Material for the task:
--------------------------------
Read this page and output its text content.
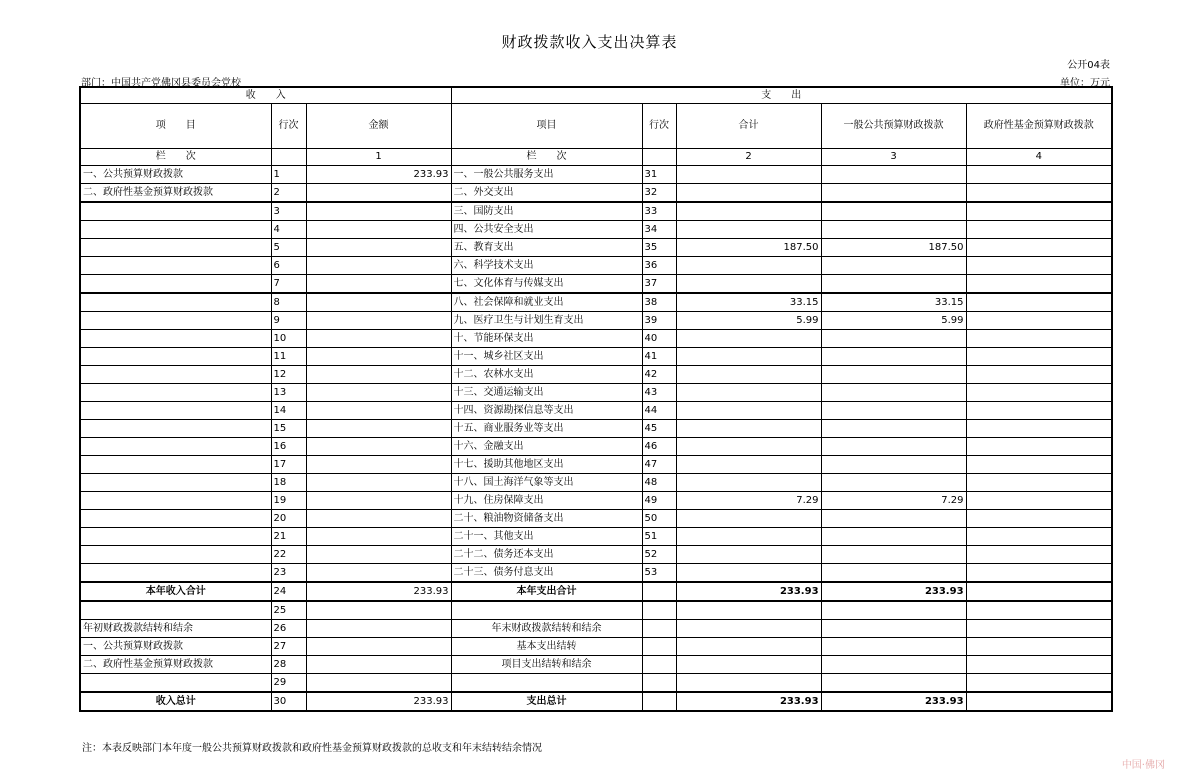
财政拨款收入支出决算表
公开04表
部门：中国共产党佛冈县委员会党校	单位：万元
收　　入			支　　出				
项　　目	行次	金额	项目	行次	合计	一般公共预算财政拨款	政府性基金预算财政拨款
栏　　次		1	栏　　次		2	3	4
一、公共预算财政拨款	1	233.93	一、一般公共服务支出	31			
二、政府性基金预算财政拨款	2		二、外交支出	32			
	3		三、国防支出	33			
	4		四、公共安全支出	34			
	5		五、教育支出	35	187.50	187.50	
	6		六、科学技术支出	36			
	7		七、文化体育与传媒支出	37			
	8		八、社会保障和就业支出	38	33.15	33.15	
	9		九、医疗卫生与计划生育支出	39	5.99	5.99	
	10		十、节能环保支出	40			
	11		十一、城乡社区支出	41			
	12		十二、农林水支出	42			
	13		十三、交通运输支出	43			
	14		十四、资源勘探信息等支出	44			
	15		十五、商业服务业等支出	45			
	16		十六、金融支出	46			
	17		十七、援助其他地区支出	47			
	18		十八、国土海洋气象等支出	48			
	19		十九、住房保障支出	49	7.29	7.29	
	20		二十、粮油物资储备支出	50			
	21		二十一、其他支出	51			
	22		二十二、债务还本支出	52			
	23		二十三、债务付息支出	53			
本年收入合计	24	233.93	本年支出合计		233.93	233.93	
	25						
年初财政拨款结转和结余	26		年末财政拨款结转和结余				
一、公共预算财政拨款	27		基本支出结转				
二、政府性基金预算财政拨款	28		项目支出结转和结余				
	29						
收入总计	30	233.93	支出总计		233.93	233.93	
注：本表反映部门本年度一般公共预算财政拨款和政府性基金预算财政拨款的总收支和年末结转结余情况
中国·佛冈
--------------------------------
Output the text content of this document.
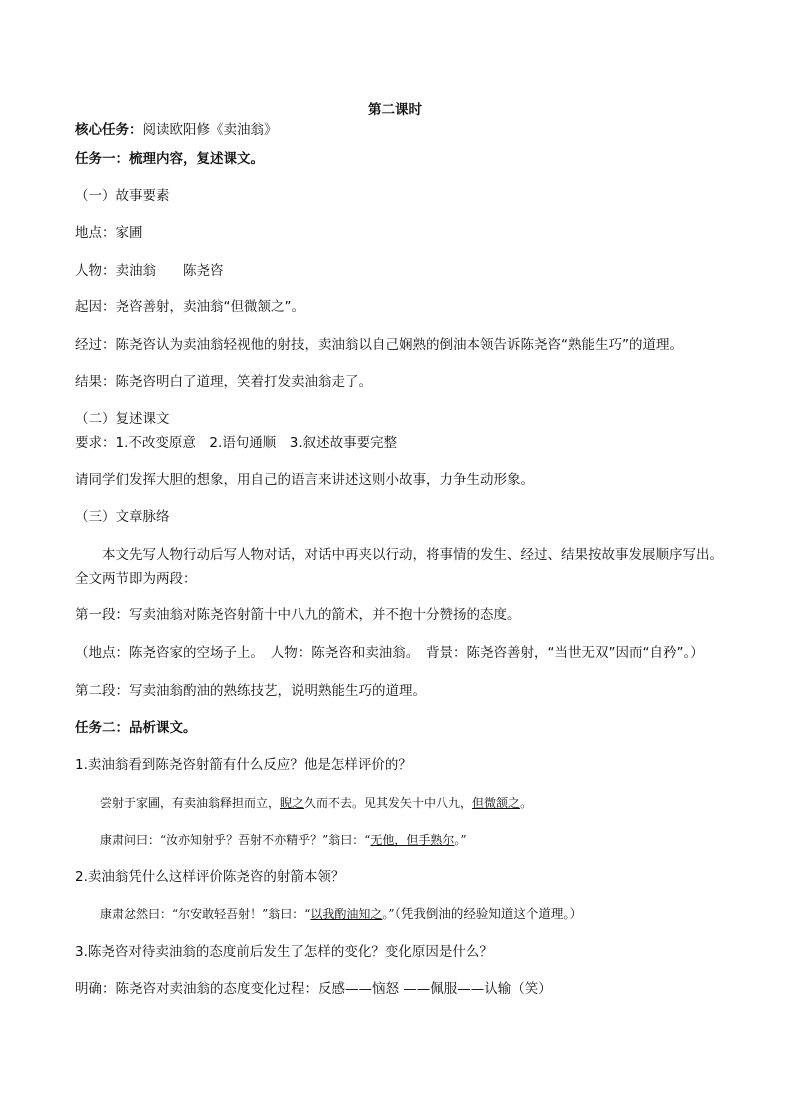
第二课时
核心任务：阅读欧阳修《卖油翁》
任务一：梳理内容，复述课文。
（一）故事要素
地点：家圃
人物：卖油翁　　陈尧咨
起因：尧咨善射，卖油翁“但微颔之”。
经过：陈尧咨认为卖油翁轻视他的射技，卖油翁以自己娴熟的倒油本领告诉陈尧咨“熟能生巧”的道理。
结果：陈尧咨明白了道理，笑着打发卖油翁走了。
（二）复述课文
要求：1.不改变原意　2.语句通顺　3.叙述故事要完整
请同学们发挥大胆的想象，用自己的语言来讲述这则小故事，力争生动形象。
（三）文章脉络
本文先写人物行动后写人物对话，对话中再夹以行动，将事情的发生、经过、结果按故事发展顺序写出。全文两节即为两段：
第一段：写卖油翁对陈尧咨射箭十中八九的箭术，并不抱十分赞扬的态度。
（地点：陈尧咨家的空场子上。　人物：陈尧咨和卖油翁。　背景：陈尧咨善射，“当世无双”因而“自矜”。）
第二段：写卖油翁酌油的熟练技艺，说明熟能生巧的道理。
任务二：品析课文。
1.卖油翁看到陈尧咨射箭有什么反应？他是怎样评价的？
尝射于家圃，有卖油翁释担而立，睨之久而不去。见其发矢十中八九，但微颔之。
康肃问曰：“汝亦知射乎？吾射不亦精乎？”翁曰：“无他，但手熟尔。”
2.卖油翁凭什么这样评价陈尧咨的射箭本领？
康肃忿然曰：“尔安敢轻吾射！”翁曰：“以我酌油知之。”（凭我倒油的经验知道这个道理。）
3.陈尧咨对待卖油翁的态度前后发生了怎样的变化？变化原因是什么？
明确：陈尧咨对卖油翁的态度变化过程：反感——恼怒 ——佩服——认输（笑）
--------------------------------
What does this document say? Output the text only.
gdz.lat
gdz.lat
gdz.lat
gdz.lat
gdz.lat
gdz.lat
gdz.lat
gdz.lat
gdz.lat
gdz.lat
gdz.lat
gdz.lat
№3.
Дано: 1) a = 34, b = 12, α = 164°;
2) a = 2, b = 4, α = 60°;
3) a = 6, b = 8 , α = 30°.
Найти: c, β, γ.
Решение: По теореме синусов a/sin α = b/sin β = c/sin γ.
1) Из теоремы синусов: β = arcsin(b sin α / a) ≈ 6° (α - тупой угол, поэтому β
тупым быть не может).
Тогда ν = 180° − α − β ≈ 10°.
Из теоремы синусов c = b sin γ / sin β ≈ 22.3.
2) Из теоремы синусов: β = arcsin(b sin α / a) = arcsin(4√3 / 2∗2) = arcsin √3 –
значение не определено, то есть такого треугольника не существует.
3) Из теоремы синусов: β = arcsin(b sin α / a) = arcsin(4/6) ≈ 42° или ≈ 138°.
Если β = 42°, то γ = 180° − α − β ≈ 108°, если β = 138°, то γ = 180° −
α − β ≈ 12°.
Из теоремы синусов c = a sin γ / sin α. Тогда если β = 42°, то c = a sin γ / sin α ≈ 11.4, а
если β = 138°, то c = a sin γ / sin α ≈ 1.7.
--------------------------------
Goal:
Filter lines by "arcsin" and return each hit.

The reply:
1) Из теоремы синусов: β = arcsin(b sin α / a) ≈ 6° (α - тупой угол, поэтому β
2) Из теоремы синусов: β = arcsin(b sin α / a) = arcsin(4√3 / 2∗2) = arcsin √3 –
3) Из теоремы синусов: β = arcsin(b sin α / a) = arcsin(4/6) ≈ 42° или ≈ 138°.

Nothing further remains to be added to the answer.